• PROBLEM TO SOLVE: Gather every line holding the string "appealing".

Lines of data:
☆ ☆ ☆ ☆ ☆ ☆ ☆

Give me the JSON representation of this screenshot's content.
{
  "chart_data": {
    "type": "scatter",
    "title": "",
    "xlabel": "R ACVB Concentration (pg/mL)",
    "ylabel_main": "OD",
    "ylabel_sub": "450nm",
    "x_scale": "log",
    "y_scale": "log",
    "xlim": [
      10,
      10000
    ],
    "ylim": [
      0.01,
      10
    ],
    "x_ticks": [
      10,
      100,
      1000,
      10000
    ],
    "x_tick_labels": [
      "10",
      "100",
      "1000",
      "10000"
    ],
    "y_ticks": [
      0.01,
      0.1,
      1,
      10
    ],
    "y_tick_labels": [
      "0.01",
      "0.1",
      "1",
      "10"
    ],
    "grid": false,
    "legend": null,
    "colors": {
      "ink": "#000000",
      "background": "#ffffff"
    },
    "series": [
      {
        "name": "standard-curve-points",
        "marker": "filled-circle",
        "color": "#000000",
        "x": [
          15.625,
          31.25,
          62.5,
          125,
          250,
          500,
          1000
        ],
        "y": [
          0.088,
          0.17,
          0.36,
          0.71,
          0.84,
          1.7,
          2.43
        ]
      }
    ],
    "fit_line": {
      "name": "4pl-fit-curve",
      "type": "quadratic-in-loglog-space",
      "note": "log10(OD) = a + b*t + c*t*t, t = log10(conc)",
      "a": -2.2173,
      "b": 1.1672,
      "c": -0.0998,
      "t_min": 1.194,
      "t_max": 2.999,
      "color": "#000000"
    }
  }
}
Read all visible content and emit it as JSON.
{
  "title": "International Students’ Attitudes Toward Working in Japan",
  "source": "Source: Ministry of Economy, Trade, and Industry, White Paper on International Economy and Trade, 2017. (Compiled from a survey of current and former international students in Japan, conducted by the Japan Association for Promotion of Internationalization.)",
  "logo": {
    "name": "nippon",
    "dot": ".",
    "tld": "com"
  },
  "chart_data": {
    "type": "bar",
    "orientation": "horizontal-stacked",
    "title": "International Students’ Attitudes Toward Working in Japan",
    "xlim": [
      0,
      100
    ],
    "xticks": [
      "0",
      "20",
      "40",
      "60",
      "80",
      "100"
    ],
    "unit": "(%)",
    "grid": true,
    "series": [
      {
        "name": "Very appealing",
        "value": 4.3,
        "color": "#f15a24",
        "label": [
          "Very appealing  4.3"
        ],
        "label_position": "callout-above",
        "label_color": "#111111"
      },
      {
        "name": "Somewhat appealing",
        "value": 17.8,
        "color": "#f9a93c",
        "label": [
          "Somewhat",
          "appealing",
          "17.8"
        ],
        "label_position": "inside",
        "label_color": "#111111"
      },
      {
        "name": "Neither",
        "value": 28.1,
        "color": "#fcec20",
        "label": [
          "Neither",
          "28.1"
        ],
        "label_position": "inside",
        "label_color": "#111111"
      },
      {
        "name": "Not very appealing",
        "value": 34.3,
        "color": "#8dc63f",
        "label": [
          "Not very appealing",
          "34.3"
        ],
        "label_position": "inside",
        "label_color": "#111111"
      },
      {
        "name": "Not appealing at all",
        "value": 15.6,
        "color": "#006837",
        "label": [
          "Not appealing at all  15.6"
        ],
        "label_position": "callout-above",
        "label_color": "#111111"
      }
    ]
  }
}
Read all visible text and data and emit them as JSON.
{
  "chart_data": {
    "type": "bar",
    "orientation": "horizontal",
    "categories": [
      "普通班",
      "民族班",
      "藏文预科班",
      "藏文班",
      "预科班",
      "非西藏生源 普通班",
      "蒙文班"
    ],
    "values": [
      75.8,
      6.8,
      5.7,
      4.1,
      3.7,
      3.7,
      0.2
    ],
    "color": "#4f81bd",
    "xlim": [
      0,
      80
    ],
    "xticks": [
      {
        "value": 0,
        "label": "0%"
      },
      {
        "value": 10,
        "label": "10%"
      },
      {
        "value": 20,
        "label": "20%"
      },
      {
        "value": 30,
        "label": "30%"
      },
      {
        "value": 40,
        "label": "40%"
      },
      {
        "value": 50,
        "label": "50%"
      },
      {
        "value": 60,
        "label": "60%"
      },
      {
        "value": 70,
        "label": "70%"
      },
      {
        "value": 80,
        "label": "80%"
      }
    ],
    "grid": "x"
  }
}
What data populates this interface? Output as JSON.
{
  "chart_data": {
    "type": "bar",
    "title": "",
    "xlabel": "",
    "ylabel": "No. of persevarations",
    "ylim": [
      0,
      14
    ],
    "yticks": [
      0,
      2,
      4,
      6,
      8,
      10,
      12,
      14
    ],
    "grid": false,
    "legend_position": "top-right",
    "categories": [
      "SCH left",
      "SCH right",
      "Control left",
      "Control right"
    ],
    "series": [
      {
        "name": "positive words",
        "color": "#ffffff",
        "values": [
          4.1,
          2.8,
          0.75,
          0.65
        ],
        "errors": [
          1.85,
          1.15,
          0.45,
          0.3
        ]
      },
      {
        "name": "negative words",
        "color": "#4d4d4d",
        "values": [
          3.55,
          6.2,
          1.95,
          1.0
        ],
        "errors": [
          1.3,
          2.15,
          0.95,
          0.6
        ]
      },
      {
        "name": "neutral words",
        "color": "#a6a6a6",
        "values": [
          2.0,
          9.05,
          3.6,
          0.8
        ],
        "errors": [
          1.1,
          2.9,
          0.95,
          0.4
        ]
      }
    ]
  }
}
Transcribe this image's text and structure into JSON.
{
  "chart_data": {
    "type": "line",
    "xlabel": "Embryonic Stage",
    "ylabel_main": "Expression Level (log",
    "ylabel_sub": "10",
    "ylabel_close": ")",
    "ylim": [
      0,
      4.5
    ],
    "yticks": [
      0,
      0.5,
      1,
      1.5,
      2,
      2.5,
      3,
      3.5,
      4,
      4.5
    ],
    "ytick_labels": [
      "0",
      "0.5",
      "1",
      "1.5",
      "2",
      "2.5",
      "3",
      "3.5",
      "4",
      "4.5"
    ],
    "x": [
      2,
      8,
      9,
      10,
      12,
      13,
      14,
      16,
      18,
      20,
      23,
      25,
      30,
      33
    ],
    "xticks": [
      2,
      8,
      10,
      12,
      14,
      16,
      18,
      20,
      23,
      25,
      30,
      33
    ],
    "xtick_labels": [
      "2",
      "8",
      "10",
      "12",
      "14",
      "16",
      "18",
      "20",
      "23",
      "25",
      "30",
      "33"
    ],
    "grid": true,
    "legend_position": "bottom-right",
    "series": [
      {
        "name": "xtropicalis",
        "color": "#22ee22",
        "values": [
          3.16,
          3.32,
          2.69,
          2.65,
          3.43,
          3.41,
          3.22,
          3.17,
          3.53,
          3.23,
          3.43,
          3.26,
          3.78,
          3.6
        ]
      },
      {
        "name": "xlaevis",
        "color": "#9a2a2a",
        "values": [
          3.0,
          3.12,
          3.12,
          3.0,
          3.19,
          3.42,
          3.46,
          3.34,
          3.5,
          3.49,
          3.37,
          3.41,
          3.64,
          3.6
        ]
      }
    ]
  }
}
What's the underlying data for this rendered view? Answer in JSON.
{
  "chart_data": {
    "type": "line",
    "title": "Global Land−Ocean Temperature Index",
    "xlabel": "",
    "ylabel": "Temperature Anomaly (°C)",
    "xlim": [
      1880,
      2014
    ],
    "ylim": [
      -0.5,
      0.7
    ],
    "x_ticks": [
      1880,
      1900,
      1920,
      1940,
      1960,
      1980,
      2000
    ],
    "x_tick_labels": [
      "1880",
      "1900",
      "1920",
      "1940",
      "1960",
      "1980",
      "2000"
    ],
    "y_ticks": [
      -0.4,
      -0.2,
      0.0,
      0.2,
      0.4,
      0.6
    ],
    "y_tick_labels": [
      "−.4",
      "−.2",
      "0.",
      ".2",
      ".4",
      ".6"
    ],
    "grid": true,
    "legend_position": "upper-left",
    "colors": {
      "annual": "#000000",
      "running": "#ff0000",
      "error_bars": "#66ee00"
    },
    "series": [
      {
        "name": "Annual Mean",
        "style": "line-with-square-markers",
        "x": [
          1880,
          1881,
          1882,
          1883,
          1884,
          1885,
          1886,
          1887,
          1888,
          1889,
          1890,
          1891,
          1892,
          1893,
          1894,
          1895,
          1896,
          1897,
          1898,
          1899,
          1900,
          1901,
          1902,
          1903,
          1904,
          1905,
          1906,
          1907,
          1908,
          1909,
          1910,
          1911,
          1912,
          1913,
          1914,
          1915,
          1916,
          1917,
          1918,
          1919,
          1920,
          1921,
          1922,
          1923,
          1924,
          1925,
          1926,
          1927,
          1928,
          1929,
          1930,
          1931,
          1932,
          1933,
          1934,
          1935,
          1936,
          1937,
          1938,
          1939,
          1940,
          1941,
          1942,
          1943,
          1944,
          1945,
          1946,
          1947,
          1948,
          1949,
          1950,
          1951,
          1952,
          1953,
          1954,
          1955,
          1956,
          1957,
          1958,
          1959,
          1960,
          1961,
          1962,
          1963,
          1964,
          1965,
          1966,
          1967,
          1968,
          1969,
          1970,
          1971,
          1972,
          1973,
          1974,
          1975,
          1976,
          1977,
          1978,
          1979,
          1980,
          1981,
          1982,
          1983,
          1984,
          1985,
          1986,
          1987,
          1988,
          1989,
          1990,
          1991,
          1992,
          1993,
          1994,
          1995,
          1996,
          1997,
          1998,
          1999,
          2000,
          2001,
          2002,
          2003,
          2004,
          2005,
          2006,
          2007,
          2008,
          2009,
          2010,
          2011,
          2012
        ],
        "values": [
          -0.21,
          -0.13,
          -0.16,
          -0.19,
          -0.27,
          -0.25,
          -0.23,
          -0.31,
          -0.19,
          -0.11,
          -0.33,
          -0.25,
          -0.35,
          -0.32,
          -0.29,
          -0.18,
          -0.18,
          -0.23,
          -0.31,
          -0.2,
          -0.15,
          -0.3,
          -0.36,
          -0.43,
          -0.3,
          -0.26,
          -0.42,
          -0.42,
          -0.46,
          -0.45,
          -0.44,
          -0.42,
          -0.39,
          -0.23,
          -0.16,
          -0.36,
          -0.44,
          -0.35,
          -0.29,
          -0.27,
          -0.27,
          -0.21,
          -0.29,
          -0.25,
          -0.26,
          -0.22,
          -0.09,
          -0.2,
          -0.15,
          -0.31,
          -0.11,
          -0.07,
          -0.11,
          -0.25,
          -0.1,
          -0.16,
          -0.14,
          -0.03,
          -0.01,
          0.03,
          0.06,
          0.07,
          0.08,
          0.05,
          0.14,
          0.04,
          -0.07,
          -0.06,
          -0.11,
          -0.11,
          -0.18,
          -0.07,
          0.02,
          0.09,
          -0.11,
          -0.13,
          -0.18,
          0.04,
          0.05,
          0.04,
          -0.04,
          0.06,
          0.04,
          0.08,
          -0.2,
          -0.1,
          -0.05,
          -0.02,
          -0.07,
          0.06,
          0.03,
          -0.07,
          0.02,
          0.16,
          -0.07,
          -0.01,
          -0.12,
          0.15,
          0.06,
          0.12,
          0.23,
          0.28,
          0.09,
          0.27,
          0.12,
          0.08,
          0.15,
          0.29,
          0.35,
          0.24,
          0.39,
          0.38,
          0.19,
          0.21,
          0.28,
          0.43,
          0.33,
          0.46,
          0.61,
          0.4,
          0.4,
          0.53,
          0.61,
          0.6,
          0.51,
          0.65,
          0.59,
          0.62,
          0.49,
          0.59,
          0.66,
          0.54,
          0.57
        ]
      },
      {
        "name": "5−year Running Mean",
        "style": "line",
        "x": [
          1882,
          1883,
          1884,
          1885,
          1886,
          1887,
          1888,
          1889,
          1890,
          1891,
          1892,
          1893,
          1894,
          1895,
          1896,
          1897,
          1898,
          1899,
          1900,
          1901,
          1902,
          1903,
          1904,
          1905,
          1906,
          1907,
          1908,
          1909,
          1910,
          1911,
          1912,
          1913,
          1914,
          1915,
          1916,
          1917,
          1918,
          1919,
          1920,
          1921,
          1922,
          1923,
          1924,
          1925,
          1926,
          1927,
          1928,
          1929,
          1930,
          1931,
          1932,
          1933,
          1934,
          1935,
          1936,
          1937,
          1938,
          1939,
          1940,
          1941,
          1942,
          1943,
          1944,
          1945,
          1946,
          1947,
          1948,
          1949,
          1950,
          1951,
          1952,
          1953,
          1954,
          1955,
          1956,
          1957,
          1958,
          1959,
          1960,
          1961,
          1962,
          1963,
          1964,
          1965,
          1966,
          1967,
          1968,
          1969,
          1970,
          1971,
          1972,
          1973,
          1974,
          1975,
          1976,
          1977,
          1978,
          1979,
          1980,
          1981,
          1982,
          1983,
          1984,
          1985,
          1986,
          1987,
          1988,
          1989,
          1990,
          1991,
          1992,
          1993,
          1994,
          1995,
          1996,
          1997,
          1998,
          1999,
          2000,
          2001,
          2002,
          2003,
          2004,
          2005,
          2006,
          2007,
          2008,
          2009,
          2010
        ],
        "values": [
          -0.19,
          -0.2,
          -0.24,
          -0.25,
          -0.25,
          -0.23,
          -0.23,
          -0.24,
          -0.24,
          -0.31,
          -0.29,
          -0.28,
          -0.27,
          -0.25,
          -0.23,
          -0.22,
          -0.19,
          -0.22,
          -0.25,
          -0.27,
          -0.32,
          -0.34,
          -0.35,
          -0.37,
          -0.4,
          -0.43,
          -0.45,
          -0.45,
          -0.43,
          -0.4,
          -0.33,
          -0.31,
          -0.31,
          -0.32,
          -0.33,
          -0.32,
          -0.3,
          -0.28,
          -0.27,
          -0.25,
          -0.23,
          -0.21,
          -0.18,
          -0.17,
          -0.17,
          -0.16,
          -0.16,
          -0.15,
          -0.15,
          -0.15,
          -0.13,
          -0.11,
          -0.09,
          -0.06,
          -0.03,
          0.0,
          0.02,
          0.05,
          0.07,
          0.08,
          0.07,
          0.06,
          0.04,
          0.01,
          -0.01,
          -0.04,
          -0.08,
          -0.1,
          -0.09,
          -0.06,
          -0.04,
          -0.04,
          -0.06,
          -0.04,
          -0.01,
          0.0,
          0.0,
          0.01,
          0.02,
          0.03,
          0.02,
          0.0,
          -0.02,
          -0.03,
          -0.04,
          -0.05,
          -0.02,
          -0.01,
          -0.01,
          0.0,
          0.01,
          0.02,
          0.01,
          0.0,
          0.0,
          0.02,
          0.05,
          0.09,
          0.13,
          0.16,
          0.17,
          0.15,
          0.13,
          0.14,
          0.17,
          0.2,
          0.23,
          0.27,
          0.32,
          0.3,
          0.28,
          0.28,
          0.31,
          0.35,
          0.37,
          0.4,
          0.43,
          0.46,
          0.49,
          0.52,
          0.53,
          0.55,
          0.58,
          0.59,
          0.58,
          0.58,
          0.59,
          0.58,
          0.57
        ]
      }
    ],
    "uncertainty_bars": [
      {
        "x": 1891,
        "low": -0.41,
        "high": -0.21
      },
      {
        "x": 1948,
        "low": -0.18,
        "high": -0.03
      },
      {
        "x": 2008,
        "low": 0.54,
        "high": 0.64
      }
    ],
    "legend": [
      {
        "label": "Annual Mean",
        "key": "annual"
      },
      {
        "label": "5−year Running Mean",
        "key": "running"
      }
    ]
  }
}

☆ ☆ ☆ ☆ ☆ ☆ ☆

• RESULT FOR THIS EXERCISE:
        "name": "Very appealing",
          "Very appealing  4.3"
        "name": "Somewhat appealing",
          "appealing",
        "name": "Not very appealing",
          "Not very appealing",
        "name": "Not appealing at all",
          "Not appealing at all  15.6"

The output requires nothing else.